### PROBLEM TO WORK ON:
Exact repetition is required: output every record in full.

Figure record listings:
....

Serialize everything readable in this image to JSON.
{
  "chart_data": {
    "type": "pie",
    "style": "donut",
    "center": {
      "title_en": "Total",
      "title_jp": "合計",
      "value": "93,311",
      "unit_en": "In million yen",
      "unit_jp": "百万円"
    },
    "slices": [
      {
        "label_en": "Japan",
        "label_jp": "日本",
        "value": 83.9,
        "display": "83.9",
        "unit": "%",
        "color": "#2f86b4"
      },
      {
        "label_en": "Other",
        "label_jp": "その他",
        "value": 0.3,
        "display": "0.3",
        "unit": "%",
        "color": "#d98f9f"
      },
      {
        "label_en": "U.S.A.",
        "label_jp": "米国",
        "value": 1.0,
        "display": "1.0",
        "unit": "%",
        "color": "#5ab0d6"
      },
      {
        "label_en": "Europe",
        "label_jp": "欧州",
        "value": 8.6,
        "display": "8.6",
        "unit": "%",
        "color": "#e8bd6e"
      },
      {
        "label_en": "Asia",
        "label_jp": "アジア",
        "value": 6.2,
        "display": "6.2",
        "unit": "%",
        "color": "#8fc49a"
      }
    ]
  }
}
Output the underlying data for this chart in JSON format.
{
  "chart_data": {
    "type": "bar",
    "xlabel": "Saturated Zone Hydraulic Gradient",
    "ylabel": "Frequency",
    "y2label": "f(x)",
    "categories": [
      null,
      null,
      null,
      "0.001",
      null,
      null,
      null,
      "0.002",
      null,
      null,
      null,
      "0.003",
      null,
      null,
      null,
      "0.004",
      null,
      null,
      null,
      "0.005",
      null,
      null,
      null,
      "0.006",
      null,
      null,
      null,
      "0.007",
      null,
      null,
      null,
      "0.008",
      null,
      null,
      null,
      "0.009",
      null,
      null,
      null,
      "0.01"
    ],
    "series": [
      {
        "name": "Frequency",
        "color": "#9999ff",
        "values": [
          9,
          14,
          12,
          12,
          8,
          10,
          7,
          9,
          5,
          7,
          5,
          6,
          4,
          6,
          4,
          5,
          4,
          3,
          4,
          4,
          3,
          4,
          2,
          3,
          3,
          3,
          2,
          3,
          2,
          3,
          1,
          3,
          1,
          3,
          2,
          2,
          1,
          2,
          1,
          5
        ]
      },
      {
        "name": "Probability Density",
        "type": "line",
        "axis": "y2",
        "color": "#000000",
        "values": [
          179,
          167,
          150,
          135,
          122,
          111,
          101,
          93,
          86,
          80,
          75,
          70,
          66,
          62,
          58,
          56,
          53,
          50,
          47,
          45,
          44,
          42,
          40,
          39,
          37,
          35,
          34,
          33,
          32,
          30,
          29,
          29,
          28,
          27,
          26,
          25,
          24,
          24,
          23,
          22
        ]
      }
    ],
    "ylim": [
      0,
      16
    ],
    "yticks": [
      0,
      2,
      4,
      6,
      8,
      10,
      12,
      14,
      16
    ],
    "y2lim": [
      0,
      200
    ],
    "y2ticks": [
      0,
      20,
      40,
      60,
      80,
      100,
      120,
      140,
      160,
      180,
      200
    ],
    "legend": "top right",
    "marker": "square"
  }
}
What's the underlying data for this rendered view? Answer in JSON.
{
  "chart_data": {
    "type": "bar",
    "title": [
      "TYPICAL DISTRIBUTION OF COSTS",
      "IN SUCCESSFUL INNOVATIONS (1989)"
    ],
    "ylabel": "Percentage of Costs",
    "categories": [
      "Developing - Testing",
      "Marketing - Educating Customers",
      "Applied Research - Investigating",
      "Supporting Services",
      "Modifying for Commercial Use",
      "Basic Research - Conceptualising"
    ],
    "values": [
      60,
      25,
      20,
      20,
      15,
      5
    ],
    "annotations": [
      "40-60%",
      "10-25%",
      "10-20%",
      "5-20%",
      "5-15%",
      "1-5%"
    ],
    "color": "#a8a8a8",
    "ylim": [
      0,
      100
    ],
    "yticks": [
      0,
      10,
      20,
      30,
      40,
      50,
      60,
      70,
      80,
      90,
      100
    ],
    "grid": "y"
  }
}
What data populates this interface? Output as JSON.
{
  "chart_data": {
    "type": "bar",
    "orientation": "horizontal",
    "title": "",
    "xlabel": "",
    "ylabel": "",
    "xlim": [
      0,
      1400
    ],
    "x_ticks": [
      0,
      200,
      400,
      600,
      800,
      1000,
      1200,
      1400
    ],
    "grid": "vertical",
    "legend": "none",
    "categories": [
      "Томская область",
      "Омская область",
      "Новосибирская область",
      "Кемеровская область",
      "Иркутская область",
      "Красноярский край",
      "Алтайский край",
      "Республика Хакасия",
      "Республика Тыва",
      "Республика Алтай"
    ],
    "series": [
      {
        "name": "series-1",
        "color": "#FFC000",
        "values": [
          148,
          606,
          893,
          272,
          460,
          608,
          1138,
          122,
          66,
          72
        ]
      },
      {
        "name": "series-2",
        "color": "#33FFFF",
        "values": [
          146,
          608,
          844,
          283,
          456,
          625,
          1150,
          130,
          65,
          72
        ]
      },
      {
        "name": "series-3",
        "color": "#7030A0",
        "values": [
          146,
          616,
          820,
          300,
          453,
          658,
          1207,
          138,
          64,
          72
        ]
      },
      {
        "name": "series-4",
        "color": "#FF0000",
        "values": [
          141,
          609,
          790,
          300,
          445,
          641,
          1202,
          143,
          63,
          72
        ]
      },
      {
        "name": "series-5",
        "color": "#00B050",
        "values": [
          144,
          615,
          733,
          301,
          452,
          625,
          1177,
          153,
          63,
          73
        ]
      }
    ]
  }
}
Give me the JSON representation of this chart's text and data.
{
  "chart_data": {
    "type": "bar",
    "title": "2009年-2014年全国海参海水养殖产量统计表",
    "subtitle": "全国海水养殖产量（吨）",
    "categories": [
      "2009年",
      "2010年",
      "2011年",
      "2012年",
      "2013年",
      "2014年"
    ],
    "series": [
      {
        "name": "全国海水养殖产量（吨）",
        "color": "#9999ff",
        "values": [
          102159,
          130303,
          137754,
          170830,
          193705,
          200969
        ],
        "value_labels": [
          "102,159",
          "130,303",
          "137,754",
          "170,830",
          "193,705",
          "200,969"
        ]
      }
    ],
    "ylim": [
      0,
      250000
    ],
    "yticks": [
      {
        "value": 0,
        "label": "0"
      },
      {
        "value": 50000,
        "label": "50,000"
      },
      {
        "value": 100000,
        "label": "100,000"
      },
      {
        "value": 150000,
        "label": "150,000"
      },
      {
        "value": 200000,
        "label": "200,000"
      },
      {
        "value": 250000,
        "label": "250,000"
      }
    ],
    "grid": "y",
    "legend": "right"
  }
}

....

### ANSWER TO THIS PROBLEM:
Serialize everything readable in this image to JSON.
{
  "chart_data": {
    "type": "pie",
    "style": "donut",
    "center": {
      "title_en": "Total",
      "title_jp": "合計",
      "value": "93,311",
      "unit_en": "In million yen",
      "unit_jp": "百万円"
    },
    "slices": [
      {
        "label_en": "Japan",
        "label_jp": "日本",
        "value": 83.9,
        "display": "83.9",
        "unit": "%",
        "color": "#2f86b4"
      },
      {
        "label_en": "Other",
        "label_jp": "その他",
        "value": 0.3,
        "display": "0.3",
        "unit": "%",
        "color": "#d98f9f"
      },
      {
        "label_en": "U.S.A.",
        "label_jp": "米国",
        "value": 1.0,
        "display": "1.0",
        "unit": "%",
        "color": "#5ab0d6"
      },
      {
        "label_en": "Europe",
        "label_jp": "欧州",
        "value": 8.6,
        "display": "8.6",
        "unit": "%",
        "color": "#e8bd6e"
      },
      {
        "label_en": "Asia",
        "label_jp": "アジア",
        "value": 6.2,
        "display": "6.2",
        "unit": "%",
        "color": "#8fc49a"
      }
    ]
  }
}
Output the underlying data for this chart in JSON format.
{
  "chart_data": {
    "type": "bar",
    "xlabel": "Saturated Zone Hydraulic Gradient",
    "ylabel": "Frequency",
    "y2label": "f(x)",
    "categories": [
      null,
      null,
      null,
      "0.001",
      null,
      null,
      null,
      "0.002",
      null,
      null,
      null,
      "0.003",
      null,
      null,
      null,
      "0.004",
      null,
      null,
      null,
      "0.005",
      null,
      null,
      null,
      "0.006",
      null,
      null,
      null,
      "0.007",
      null,
      null,
      null,
      "0.008",
      null,
      null,
      null,
      "0.009",
      null,
      null,
      null,
      "0.01"
    ],
    "series": [
      {
        "name": "Frequency",
        "color": "#9999ff",
        "values": [
          9,
          14,
          12,
          12,
          8,
          10,
          7,
          9,
          5,
          7,
          5,
          6,
          4,
          6,
          4,
          5,
          4,
          3,
          4,
          4,
          3,
          4,
          2,
          3,
          3,
          3,
          2,
          3,
          2,
          3,
          1,
          3,
          1,
          3,
          2,
          2,
          1,
          2,
          1,
          5
        ]
      },
      {
        "name": "Probability Density",
        "type": "line",
        "axis": "y2",
        "color": "#000000",
        "values": [
          179,
          167,
          150,
          135,
          122,
          111,
          101,
          93,
          86,
          80,
          75,
          70,
          66,
          62,
          58,
          56,
          53,
          50,
          47,
          45,
          44,
          42,
          40,
          39,
          37,
          35,
          34,
          33,
          32,
          30,
          29,
          29,
          28,
          27,
          26,
          25,
          24,
          24,
          23,
          22
        ]
      }
    ],
    "ylim": [
      0,
      16
    ],
    "yticks": [
      0,
      2,
      4,
      6,
      8,
      10,
      12,
      14,
      16
    ],
    "y2lim": [
      0,
      200
    ],
    "y2ticks": [
      0,
      20,
      40,
      60,
      80,
      100,
      120,
      140,
      160,
      180,
      200
    ],
    "legend": "top right",
    "marker": "square"
  }
}
What's the underlying data for this rendered view? Answer in JSON.
{
  "chart_data": {
    "type": "bar",
    "title": [
      "TYPICAL DISTRIBUTION OF COSTS",
      "IN SUCCESSFUL INNOVATIONS (1989)"
    ],
    "ylabel": "Percentage of Costs",
    "categories": [
      "Developing - Testing",
      "Marketing - Educating Customers",
      "Applied Research - Investigating",
      "Supporting Services",
      "Modifying for Commercial Use",
      "Basic Research - Conceptualising"
    ],
    "values": [
      60,
      25,
      20,
      20,
      15,
      5
    ],
    "annotations": [
      "40-60%",
      "10-25%",
      "10-20%",
      "5-20%",
      "5-15%",
      "1-5%"
    ],
    "color": "#a8a8a8",
    "ylim": [
      0,
      100
    ],
    "yticks": [
      0,
      10,
      20,
      30,
      40,
      50,
      60,
      70,
      80,
      90,
      100
    ],
    "grid": "y"
  }
}
What data populates this interface? Output as JSON.
{
  "chart_data": {
    "type": "bar",
    "orientation": "horizontal",
    "title": "",
    "xlabel": "",
    "ylabel": "",
    "xlim": [
      0,
      1400
    ],
    "x_ticks": [
      0,
      200,
      400,
      600,
      800,
      1000,
      1200,
      1400
    ],
    "grid": "vertical",
    "legend": "none",
    "categories": [
      "Томская область",
      "Омская область",
      "Новосибирская область",
      "Кемеровская область",
      "Иркутская область",
      "Красноярский край",
      "Алтайский край",
      "Республика Хакасия",
      "Республика Тыва",
      "Республика Алтай"
    ],
    "series": [
      {
        "name": "series-1",
        "color": "#FFC000",
        "values": [
          148,
          606,
          893,
          272,
          460,
          608,
          1138,
          122,
          66,
          72
        ]
      },
      {
        "name": "series-2",
        "color": "#33FFFF",
        "values": [
          146,
          608,
          844,
          283,
          456,
          625,
          1150,
          130,
          65,
          72
        ]
      },
      {
        "name": "series-3",
        "color": "#7030A0",
        "values": [
          146,
          616,
          820,
          300,
          453,
          658,
          1207,
          138,
          64,
          72
        ]
      },
      {
        "name": "series-4",
        "color": "#FF0000",
        "values": [
          141,
          609,
          790,
          300,
          445,
          641,
          1202,
          143,
          63,
          72
        ]
      },
      {
        "name": "series-5",
        "color": "#00B050",
        "values": [
          144,
          615,
          733,
          301,
          452,
          625,
          1177,
          153,
          63,
          73
        ]
      }
    ]
  }
}
Give me the JSON representation of this chart's text and data.
{
  "chart_data": {
    "type": "bar",
    "title": "2009年-2014年全国海参海水养殖产量统计表",
    "subtitle": "全国海水养殖产量（吨）",
    "categories": [
      "2009年",
      "2010年",
      "2011年",
      "2012年",
      "2013年",
      "2014年"
    ],
    "series": [
      {
        "name": "全国海水养殖产量（吨）",
        "color": "#9999ff",
        "values": [
          102159,
          130303,
          137754,
          170830,
          193705,
          200969
        ],
        "value_labels": [
          "102,159",
          "130,303",
          "137,754",
          "170,830",
          "193,705",
          "200,969"
        ]
      }
    ],
    "ylim": [
      0,
      250000
    ],
    "yticks": [
      {
        "value": 0,
        "label": "0"
      },
      {
        "value": 50000,
        "label": "50,000"
      },
      {
        "value": 100000,
        "label": "100,000"
      },
      {
        "value": 150000,
        "label": "150,000"
      },
      {
        "value": 200000,
        "label": "200,000"
      },
      {
        "value": 250000,
        "label": "250,000"
      }
    ],
    "grid": "y",
    "legend": "right"
  }
}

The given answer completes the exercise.